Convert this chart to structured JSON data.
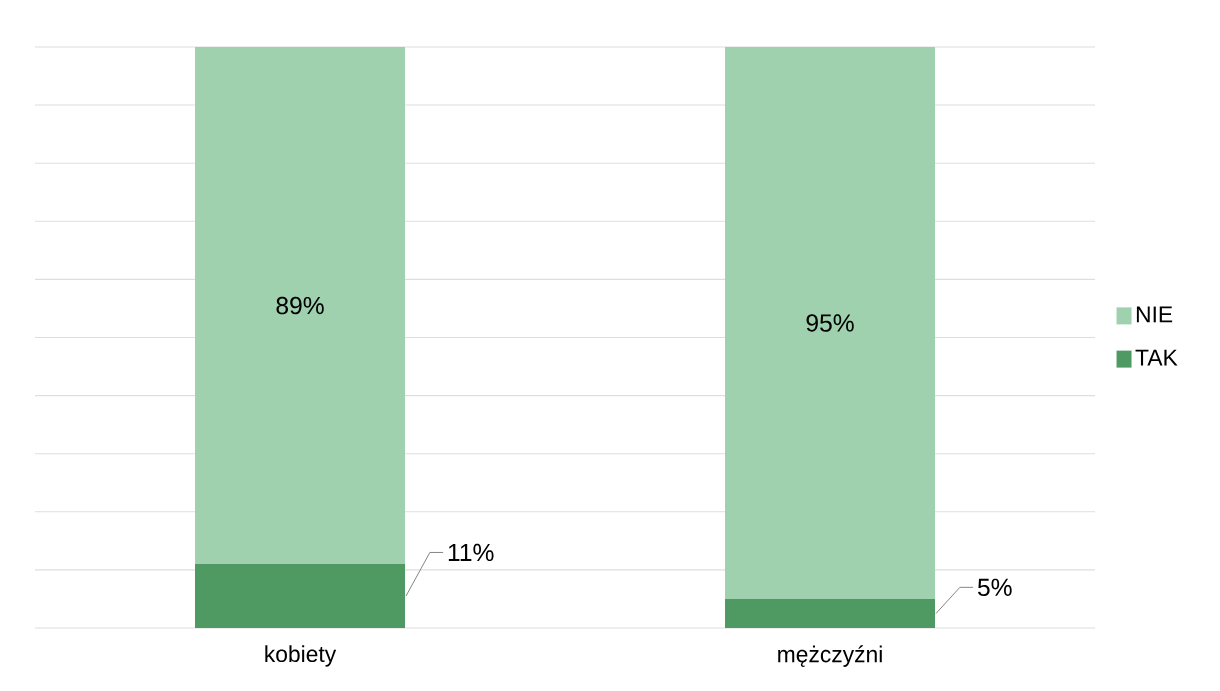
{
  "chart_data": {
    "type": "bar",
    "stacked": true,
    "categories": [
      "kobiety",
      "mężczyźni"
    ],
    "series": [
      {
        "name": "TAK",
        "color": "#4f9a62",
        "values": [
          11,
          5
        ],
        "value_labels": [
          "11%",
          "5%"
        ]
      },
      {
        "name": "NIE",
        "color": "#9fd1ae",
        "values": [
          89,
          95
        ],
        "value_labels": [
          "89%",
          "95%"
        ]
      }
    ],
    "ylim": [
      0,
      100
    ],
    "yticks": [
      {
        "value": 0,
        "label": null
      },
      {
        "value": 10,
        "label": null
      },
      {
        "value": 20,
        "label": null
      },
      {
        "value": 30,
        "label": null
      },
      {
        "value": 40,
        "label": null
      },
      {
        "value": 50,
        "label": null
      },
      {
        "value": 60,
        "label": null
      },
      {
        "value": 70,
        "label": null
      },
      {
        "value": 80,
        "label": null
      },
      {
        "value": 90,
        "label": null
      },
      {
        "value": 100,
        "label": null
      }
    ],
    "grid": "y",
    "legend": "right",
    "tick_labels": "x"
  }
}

§ What is being asked
Print the whole listing above once more, word for word, without its pictures.

§ Output below
Convert this chart to structured JSON data.
{
  "chart_data": {
    "type": "bar",
    "stacked": true,
    "categories": [
      "kobiety",
      "mężczyźni"
    ],
    "series": [
      {
        "name": "TAK",
        "color": "#4f9a62",
        "values": [
          11,
          5
        ],
        "value_labels": [
          "11%",
          "5%"
        ]
      },
      {
        "name": "NIE",
        "color": "#9fd1ae",
        "values": [
          89,
          95
        ],
        "value_labels": [
          "89%",
          "95%"
        ]
      }
    ],
    "ylim": [
      0,
      100
    ],
    "yticks": [
      {
        "value": 0,
        "label": null
      },
      {
        "value": 10,
        "label": null
      },
      {
        "value": 20,
        "label": null
      },
      {
        "value": 30,
        "label": null
      },
      {
        "value": 40,
        "label": null
      },
      {
        "value": 50,
        "label": null
      },
      {
        "value": 60,
        "label": null
      },
      {
        "value": 70,
        "label": null
      },
      {
        "value": 80,
        "label": null
      },
      {
        "value": 90,
        "label": null
      },
      {
        "value": 100,
        "label": null
      }
    ],
    "grid": "y",
    "legend": "right",
    "tick_labels": "x"
  }
}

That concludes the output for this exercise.